Across the material below, how many lines contain the word "构建适合中国上市公司的内部控制指数体系"? Give only the number.

** start of Data to use **

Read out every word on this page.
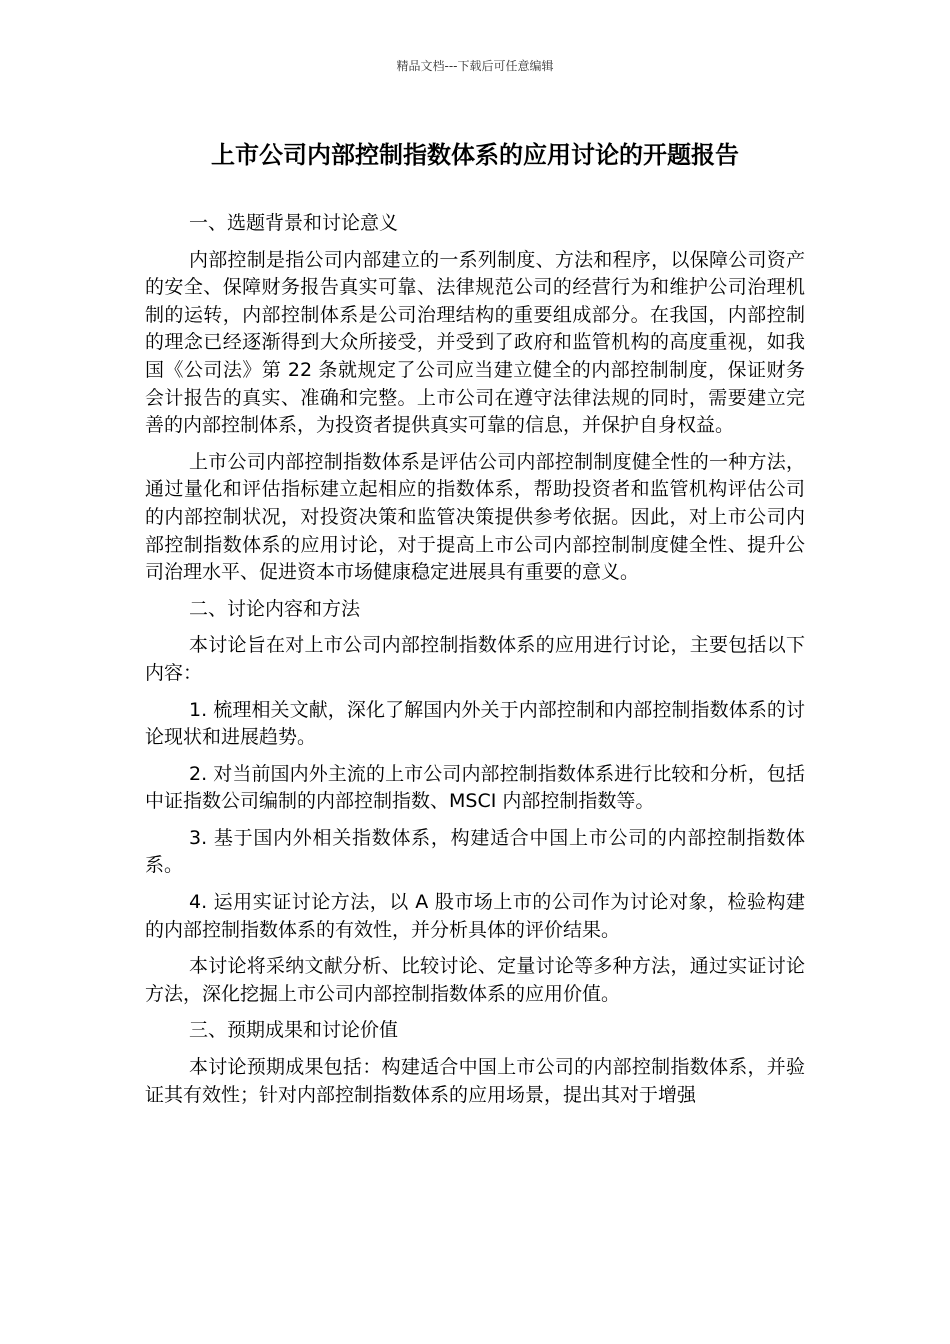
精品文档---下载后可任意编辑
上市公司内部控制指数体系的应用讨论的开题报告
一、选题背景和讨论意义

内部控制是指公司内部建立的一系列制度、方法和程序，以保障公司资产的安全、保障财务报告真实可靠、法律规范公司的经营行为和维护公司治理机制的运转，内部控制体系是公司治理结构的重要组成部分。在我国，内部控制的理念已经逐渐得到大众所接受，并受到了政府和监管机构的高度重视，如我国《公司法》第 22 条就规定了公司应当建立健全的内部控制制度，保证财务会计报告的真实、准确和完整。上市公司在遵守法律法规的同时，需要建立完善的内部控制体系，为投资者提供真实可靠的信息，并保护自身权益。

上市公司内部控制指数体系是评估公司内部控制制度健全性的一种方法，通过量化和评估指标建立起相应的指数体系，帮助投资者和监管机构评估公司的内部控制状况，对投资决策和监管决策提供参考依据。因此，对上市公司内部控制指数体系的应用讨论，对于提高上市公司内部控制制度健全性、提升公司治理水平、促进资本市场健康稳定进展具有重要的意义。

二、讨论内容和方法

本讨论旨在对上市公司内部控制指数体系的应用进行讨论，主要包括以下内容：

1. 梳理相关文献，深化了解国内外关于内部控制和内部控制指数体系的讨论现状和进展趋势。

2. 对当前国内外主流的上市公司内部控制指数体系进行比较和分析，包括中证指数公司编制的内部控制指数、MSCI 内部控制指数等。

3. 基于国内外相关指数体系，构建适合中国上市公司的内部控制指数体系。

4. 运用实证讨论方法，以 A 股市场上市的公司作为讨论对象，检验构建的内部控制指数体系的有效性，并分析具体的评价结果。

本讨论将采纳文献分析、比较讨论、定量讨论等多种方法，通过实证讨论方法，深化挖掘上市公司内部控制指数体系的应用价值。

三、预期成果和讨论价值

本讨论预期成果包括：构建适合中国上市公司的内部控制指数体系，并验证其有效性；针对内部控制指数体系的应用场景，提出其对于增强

** end of Data to use **

> [Task solution]:
2